◆ Exercise directions:
Transcribe the records that follow exactly. Skip the pictures.
**** Recorded information
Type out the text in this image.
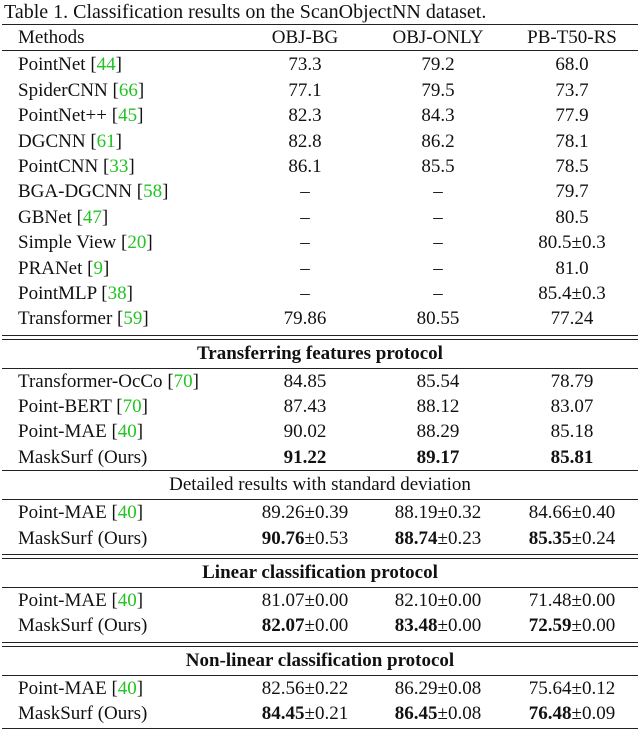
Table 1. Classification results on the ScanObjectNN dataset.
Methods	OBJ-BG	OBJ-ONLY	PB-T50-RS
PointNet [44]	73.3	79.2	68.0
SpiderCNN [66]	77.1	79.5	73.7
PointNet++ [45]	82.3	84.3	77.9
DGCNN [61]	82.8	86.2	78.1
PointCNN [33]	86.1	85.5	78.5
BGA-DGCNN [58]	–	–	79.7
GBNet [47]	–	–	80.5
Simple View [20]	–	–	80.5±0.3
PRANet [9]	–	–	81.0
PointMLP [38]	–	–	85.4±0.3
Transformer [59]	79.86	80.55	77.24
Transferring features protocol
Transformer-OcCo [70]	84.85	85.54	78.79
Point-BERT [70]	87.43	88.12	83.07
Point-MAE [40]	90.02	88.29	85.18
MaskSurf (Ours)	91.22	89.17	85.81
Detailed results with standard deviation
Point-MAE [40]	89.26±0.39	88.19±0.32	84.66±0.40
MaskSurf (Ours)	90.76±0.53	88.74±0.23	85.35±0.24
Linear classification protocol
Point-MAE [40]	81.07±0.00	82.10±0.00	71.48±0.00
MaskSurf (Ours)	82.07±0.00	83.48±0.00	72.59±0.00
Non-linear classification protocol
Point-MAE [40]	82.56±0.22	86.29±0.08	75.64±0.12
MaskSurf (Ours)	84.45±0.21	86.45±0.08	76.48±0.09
********
◆ Exercise response:
Type out the text in this image.
Table 1. Classification results on the ScanObjectNN dataset.
Methods	OBJ-BG	OBJ-ONLY	PB-T50-RS
PointNet [44]	73.3	79.2	68.0
SpiderCNN [66]	77.1	79.5	73.7
PointNet++ [45]	82.3	84.3	77.9
DGCNN [61]	82.8	86.2	78.1
PointCNN [33]	86.1	85.5	78.5
BGA-DGCNN [58]	–	–	79.7
GBNet [47]	–	–	80.5
Simple View [20]	–	–	80.5±0.3
PRANet [9]	–	–	81.0
PointMLP [38]	–	–	85.4±0.3
Transformer [59]	79.86	80.55	77.24
Transferring features protocol
Transformer-OcCo [70]	84.85	85.54	78.79
Point-BERT [70]	87.43	88.12	83.07
Point-MAE [40]	90.02	88.29	85.18
MaskSurf (Ours)	91.22	89.17	85.81
Detailed results with standard deviation
Point-MAE [40]	89.26±0.39	88.19±0.32	84.66±0.40
MaskSurf (Ours)	90.76±0.53	88.74±0.23	85.35±0.24
Linear classification protocol
Point-MAE [40]	81.07±0.00	82.10±0.00	71.48±0.00
MaskSurf (Ours)	82.07±0.00	83.48±0.00	72.59±0.00
Non-linear classification protocol
Point-MAE [40]	82.56±0.22	86.29±0.08	75.64±0.12
MaskSurf (Ours)	84.45±0.21	86.45±0.08	76.48±0.09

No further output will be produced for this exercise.